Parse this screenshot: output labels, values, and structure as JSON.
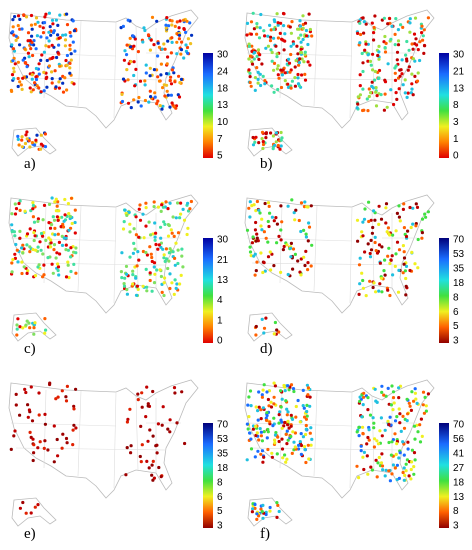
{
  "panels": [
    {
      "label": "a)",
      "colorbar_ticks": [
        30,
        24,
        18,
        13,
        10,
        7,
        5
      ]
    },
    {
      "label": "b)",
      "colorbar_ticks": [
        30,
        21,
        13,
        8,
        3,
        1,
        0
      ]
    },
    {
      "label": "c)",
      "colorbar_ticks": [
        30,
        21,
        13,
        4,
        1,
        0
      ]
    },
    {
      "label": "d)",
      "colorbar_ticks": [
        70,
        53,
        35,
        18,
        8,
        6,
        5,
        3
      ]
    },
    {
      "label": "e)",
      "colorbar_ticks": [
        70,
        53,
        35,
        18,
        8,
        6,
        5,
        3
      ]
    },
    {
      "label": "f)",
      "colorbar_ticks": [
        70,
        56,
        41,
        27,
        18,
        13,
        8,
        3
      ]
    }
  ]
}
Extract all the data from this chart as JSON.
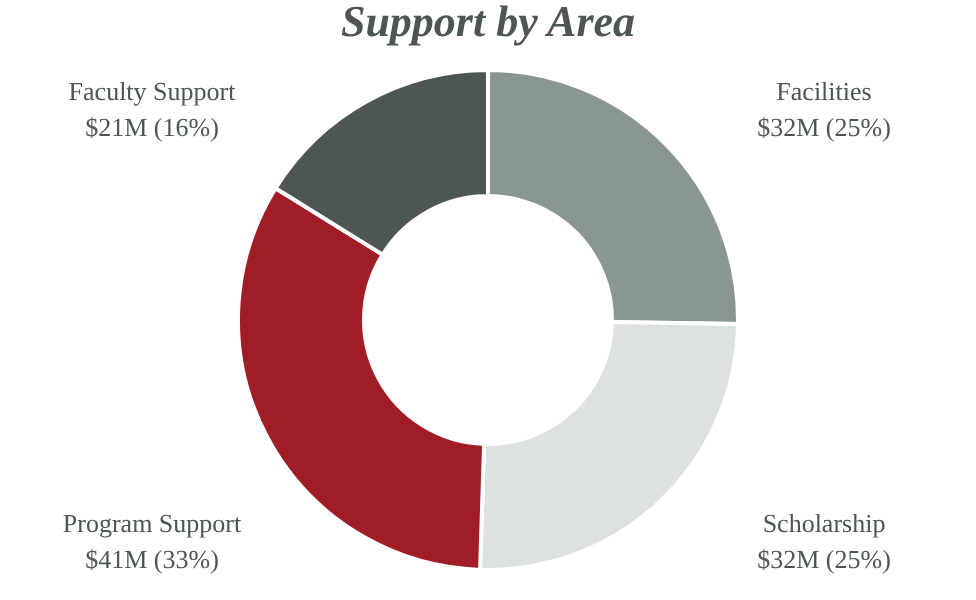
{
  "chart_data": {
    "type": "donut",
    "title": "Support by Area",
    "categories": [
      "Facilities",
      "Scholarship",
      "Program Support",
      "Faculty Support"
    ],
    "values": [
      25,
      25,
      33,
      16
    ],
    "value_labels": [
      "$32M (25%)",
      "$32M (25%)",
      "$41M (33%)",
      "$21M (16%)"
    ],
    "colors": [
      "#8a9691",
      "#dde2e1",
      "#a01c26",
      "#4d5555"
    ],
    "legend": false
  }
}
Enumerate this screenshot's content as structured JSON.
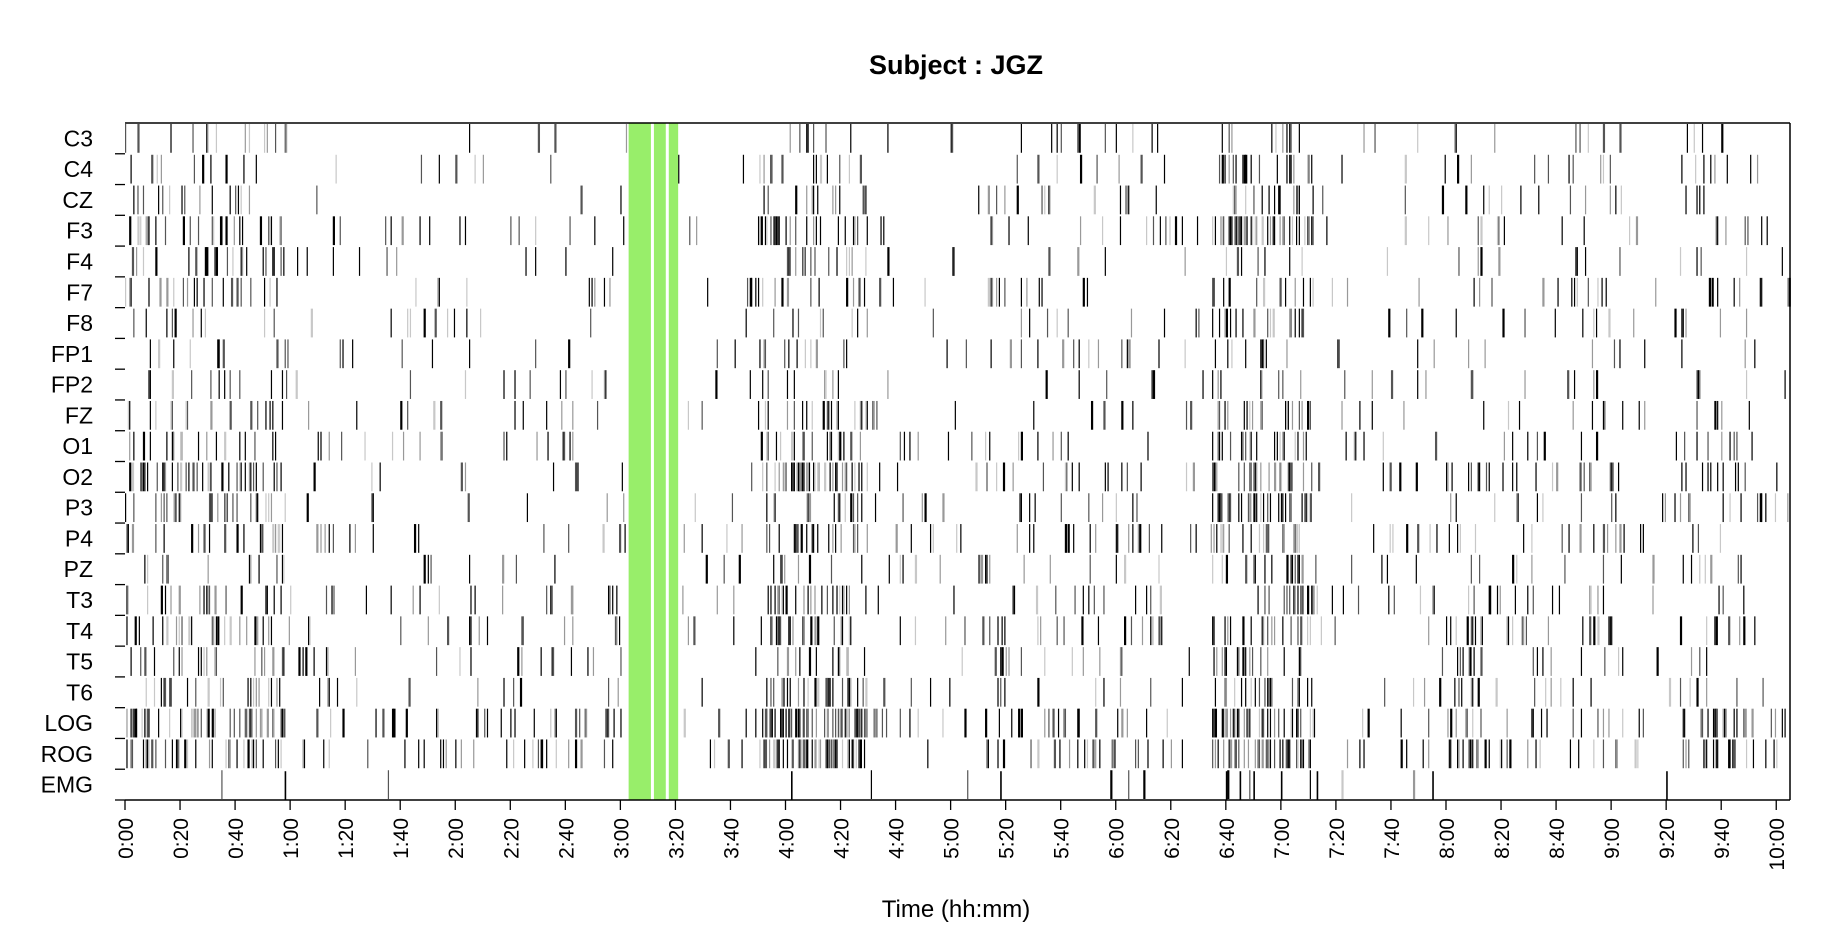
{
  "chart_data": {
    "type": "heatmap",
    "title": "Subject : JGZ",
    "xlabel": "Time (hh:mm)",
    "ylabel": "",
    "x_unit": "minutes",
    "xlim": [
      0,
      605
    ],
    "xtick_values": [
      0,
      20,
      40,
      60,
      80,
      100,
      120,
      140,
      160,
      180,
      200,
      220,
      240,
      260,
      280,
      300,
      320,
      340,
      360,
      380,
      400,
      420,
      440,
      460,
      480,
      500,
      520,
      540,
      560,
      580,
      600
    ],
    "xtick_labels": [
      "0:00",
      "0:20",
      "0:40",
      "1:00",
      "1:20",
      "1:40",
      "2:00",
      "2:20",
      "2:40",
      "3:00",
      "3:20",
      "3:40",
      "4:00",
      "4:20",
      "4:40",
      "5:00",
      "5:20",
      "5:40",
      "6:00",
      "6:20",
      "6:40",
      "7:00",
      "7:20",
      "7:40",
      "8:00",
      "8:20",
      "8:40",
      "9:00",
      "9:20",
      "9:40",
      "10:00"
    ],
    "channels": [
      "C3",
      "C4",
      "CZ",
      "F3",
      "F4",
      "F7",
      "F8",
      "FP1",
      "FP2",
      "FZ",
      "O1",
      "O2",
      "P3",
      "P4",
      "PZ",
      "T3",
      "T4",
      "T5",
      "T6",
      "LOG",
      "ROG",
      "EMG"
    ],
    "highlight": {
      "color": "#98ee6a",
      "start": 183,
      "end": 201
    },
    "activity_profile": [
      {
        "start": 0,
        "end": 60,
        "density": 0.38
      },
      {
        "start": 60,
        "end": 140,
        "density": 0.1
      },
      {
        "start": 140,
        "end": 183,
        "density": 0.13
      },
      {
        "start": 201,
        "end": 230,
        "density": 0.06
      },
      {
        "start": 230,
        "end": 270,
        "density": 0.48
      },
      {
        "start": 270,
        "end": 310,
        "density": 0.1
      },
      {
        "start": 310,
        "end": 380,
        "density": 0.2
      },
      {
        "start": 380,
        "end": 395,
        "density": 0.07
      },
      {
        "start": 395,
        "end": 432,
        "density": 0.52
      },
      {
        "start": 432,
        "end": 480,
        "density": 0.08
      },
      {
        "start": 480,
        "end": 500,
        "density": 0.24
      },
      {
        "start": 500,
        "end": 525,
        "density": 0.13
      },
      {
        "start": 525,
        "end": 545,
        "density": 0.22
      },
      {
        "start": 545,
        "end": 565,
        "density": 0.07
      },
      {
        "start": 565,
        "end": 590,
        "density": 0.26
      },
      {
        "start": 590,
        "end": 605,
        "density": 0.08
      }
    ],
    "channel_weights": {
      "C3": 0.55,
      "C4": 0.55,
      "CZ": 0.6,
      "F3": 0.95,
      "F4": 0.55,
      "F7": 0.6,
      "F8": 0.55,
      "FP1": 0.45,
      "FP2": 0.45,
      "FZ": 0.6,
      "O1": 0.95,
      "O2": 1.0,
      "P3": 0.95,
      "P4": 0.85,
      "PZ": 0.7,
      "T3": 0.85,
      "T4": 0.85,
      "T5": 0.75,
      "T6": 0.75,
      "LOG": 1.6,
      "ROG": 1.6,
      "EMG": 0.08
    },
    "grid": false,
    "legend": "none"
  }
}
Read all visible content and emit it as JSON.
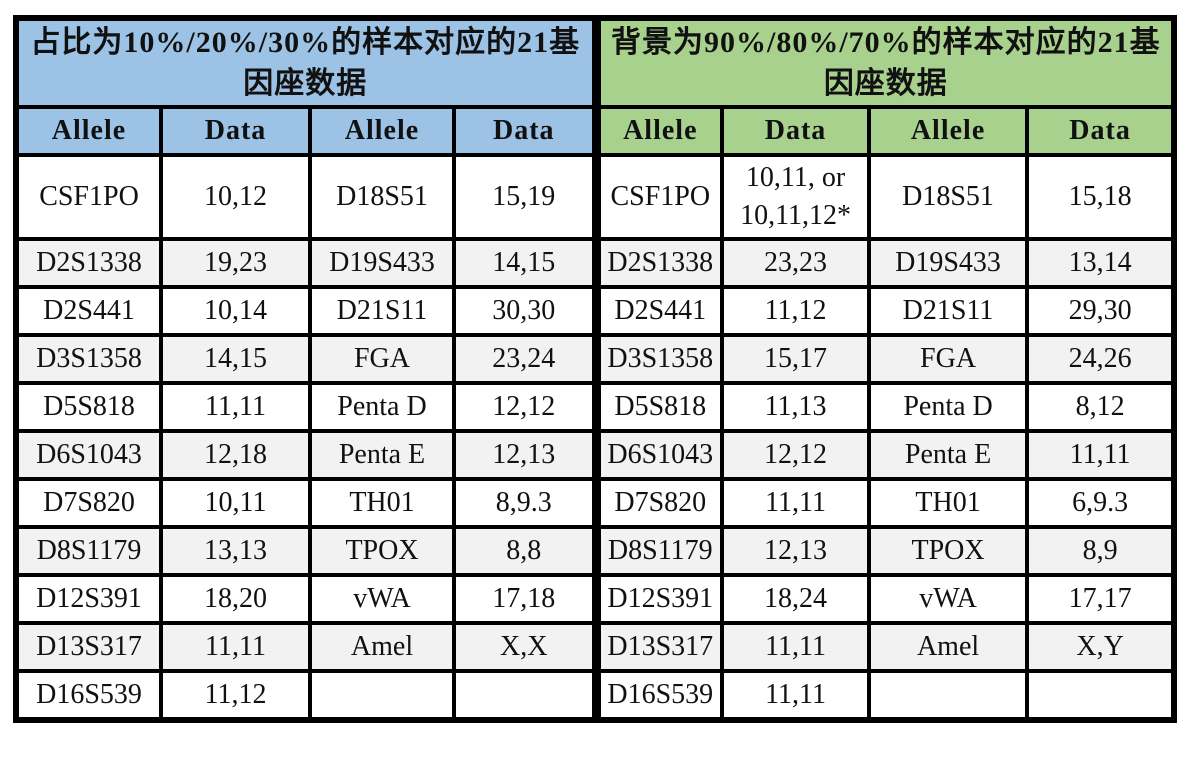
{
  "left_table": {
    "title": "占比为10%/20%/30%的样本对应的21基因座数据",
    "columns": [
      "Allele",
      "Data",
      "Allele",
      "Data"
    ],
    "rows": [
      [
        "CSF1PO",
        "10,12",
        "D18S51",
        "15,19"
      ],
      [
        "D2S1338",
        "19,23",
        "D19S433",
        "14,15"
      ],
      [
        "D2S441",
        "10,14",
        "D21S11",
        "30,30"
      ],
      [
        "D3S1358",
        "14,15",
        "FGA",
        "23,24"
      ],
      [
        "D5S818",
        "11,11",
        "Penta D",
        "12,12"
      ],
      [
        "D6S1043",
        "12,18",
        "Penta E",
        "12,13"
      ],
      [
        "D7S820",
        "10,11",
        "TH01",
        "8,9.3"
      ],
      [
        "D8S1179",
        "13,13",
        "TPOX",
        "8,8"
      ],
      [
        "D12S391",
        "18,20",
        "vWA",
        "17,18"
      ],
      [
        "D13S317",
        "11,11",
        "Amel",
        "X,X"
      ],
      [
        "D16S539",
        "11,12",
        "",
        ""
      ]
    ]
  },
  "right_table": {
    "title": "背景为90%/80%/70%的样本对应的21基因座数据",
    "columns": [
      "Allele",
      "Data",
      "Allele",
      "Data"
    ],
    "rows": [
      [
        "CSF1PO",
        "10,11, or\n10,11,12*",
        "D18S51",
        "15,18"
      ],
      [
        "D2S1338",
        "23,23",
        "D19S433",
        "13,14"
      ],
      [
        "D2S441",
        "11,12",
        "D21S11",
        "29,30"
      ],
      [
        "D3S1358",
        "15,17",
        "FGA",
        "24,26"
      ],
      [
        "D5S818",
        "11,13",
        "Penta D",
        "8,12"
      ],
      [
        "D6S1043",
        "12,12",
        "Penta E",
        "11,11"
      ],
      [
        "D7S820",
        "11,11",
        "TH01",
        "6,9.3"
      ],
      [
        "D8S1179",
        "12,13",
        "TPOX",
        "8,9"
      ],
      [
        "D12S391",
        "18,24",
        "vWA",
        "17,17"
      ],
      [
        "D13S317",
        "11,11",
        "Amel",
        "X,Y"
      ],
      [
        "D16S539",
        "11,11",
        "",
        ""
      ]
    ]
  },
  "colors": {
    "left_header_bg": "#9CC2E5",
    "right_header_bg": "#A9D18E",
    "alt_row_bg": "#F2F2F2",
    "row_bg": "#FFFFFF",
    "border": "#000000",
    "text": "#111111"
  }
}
▬▬▬▬▬▬▬▬▬▬
Using the data above, copy each line that contains "screenshot".

== THE COMPLETED TASK ==
Parse this screenshot: output labels, values, and structure as JSON.
Enumerate this screenshot's content as structured JSON.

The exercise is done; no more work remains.